Given exercise:
Pull every "риска" line out of the data below.

┌─ Input records

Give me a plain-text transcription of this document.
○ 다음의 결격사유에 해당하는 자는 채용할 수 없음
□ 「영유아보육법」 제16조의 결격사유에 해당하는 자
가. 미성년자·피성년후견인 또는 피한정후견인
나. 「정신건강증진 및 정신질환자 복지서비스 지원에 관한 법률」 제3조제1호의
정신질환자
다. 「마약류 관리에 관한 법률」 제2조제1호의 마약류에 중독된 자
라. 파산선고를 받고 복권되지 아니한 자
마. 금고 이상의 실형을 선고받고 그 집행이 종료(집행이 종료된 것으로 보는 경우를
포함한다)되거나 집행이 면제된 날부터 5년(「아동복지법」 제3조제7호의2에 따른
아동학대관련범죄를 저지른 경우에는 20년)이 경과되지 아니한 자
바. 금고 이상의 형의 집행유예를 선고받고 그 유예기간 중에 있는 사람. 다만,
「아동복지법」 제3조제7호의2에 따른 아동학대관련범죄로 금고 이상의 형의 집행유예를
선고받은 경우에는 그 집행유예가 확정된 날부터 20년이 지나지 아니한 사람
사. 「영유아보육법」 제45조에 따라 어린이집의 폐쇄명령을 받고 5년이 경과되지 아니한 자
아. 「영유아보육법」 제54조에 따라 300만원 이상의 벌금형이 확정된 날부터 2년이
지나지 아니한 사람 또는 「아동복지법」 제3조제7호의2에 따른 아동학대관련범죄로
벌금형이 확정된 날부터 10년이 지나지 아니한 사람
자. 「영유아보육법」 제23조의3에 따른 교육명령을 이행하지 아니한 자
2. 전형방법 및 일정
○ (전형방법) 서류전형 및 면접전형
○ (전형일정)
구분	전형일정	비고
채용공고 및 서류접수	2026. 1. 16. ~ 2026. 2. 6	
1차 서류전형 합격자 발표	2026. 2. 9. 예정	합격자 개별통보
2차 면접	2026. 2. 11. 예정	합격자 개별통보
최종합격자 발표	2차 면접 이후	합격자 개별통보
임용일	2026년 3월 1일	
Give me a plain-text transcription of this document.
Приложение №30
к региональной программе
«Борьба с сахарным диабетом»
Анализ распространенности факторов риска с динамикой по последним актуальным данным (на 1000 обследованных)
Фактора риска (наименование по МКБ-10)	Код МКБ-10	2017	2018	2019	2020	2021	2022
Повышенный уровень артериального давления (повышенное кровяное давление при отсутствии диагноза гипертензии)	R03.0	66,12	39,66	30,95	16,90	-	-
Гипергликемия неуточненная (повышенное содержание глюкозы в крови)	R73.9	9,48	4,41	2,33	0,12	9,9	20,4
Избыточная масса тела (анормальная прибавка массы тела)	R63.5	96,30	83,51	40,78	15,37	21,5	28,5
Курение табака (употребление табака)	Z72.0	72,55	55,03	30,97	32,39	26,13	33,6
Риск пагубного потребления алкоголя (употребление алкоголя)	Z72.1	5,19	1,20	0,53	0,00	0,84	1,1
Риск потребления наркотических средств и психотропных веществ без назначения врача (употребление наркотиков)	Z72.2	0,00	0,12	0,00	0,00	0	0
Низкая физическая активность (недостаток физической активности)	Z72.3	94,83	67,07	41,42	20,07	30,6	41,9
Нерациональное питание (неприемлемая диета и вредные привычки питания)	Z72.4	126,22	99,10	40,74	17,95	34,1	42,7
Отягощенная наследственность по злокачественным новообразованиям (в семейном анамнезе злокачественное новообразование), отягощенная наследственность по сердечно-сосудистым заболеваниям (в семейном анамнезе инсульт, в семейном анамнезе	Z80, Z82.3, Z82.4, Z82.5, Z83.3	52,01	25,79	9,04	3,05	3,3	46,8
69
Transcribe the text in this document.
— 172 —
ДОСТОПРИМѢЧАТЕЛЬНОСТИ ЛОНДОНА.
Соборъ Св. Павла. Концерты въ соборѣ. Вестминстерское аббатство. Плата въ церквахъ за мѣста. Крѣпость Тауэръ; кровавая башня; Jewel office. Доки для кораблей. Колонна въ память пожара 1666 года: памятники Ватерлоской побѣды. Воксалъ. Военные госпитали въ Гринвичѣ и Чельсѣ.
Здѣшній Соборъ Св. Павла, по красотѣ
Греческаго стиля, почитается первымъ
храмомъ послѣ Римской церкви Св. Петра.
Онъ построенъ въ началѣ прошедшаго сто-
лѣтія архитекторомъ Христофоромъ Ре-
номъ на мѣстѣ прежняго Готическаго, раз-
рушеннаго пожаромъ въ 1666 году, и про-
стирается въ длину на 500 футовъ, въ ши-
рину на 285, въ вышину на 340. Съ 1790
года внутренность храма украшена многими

└─

Result below:
Анализ распространенности факторов риска с динамикой по последним актуальным данным (на 1000 обследованных)
Фактора риска (наименование по МКБ-10)	Код МКБ-10	2017	2018	2019	2020	2021	2022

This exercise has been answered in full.